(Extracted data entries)
►

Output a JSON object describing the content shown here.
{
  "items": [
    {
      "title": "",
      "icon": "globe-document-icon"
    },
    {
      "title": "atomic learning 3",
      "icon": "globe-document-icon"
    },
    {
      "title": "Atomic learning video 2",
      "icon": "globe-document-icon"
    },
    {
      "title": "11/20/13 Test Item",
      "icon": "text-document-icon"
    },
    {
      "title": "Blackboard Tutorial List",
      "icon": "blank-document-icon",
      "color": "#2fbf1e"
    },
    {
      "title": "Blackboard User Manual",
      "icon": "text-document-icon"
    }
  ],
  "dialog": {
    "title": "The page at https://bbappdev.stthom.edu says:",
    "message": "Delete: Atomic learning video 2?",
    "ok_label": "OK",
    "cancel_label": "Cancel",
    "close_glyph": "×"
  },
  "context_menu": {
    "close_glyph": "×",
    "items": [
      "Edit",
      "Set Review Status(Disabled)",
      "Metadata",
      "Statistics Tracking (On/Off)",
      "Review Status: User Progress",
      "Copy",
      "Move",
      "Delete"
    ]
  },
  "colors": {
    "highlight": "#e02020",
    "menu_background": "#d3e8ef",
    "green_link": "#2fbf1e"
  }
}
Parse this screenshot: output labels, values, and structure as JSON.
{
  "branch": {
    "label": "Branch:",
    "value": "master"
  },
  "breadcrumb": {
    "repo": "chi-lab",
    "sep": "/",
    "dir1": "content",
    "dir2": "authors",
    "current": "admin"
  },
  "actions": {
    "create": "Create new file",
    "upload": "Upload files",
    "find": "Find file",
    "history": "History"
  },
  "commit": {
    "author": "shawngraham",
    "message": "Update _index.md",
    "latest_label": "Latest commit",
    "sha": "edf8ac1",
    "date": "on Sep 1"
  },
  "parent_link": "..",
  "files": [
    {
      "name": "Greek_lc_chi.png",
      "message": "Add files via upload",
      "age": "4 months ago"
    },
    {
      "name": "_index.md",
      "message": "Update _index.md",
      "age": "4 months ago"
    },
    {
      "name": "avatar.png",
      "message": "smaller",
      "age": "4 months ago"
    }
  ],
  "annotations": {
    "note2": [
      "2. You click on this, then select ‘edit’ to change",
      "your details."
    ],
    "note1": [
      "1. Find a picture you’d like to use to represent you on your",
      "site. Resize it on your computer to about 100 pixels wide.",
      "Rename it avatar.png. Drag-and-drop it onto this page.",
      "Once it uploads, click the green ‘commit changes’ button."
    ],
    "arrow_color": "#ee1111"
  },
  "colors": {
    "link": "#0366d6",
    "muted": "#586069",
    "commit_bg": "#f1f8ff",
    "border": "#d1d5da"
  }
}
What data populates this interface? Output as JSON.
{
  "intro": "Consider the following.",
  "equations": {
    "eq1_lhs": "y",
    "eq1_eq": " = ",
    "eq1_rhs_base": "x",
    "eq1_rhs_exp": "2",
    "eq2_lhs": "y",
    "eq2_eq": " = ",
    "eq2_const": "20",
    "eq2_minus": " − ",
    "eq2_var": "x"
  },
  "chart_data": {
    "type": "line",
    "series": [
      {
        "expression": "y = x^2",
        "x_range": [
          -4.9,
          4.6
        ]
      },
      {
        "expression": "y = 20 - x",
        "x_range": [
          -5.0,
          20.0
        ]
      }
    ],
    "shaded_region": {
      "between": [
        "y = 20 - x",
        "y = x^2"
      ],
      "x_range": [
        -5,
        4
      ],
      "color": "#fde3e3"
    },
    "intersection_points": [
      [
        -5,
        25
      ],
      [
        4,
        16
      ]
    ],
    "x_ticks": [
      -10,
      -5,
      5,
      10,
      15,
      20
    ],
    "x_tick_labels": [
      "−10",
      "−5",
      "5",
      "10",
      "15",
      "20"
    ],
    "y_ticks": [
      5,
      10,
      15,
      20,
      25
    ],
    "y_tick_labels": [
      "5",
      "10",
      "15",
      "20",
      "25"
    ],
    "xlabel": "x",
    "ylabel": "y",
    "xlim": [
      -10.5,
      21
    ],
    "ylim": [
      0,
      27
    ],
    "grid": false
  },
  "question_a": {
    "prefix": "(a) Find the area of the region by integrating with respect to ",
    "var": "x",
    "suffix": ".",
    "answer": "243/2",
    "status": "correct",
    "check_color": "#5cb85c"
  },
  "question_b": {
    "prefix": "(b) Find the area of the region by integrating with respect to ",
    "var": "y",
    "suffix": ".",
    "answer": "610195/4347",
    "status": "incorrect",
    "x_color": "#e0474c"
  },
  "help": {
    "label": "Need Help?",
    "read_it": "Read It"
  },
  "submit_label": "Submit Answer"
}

◄

Take the listing above and write it out again exactly.

▸ **THE OUTPUT**
Output a JSON object describing the content shown here.
{
  "items": [
    {
      "title": "",
      "icon": "globe-document-icon"
    },
    {
      "title": "atomic learning 3",
      "icon": "globe-document-icon"
    },
    {
      "title": "Atomic learning video 2",
      "icon": "globe-document-icon"
    },
    {
      "title": "11/20/13 Test Item",
      "icon": "text-document-icon"
    },
    {
      "title": "Blackboard Tutorial List",
      "icon": "blank-document-icon",
      "color": "#2fbf1e"
    },
    {
      "title": "Blackboard User Manual",
      "icon": "text-document-icon"
    }
  ],
  "dialog": {
    "title": "The page at https://bbappdev.stthom.edu says:",
    "message": "Delete: Atomic learning video 2?",
    "ok_label": "OK",
    "cancel_label": "Cancel",
    "close_glyph": "×"
  },
  "context_menu": {
    "close_glyph": "×",
    "items": [
      "Edit",
      "Set Review Status(Disabled)",
      "Metadata",
      "Statistics Tracking (On/Off)",
      "Review Status: User Progress",
      "Copy",
      "Move",
      "Delete"
    ]
  },
  "colors": {
    "highlight": "#e02020",
    "menu_background": "#d3e8ef",
    "green_link": "#2fbf1e"
  }
}
Parse this screenshot: output labels, values, and structure as JSON.
{
  "branch": {
    "label": "Branch:",
    "value": "master"
  },
  "breadcrumb": {
    "repo": "chi-lab",
    "sep": "/",
    "dir1": "content",
    "dir2": "authors",
    "current": "admin"
  },
  "actions": {
    "create": "Create new file",
    "upload": "Upload files",
    "find": "Find file",
    "history": "History"
  },
  "commit": {
    "author": "shawngraham",
    "message": "Update _index.md",
    "latest_label": "Latest commit",
    "sha": "edf8ac1",
    "date": "on Sep 1"
  },
  "parent_link": "..",
  "files": [
    {
      "name": "Greek_lc_chi.png",
      "message": "Add files via upload",
      "age": "4 months ago"
    },
    {
      "name": "_index.md",
      "message": "Update _index.md",
      "age": "4 months ago"
    },
    {
      "name": "avatar.png",
      "message": "smaller",
      "age": "4 months ago"
    }
  ],
  "annotations": {
    "note2": [
      "2. You click on this, then select ‘edit’ to change",
      "your details."
    ],
    "note1": [
      "1. Find a picture you’d like to use to represent you on your",
      "site. Resize it on your computer to about 100 pixels wide.",
      "Rename it avatar.png. Drag-and-drop it onto this page.",
      "Once it uploads, click the green ‘commit changes’ button."
    ],
    "arrow_color": "#ee1111"
  },
  "colors": {
    "link": "#0366d6",
    "muted": "#586069",
    "commit_bg": "#f1f8ff",
    "border": "#d1d5da"
  }
}
What data populates this interface? Output as JSON.
{
  "intro": "Consider the following.",
  "equations": {
    "eq1_lhs": "y",
    "eq1_eq": " = ",
    "eq1_rhs_base": "x",
    "eq1_rhs_exp": "2",
    "eq2_lhs": "y",
    "eq2_eq": " = ",
    "eq2_const": "20",
    "eq2_minus": " − ",
    "eq2_var": "x"
  },
  "chart_data": {
    "type": "line",
    "series": [
      {
        "expression": "y = x^2",
        "x_range": [
          -4.9,
          4.6
        ]
      },
      {
        "expression": "y = 20 - x",
        "x_range": [
          -5.0,
          20.0
        ]
      }
    ],
    "shaded_region": {
      "between": [
        "y = 20 - x",
        "y = x^2"
      ],
      "x_range": [
        -5,
        4
      ],
      "color": "#fde3e3"
    },
    "intersection_points": [
      [
        -5,
        25
      ],
      [
        4,
        16
      ]
    ],
    "x_ticks": [
      -10,
      -5,
      5,
      10,
      15,
      20
    ],
    "x_tick_labels": [
      "−10",
      "−5",
      "5",
      "10",
      "15",
      "20"
    ],
    "y_ticks": [
      5,
      10,
      15,
      20,
      25
    ],
    "y_tick_labels": [
      "5",
      "10",
      "15",
      "20",
      "25"
    ],
    "xlabel": "x",
    "ylabel": "y",
    "xlim": [
      -10.5,
      21
    ],
    "ylim": [
      0,
      27
    ],
    "grid": false
  },
  "question_a": {
    "prefix": "(a) Find the area of the region by integrating with respect to ",
    "var": "x",
    "suffix": ".",
    "answer": "243/2",
    "status": "correct",
    "check_color": "#5cb85c"
  },
  "question_b": {
    "prefix": "(b) Find the area of the region by integrating with respect to ",
    "var": "y",
    "suffix": ".",
    "answer": "610195/4347",
    "status": "incorrect",
    "x_color": "#e0474c"
  },
  "help": {
    "label": "Need Help?",
    "read_it": "Read It"
  },
  "submit_label": "Submit Answer"
}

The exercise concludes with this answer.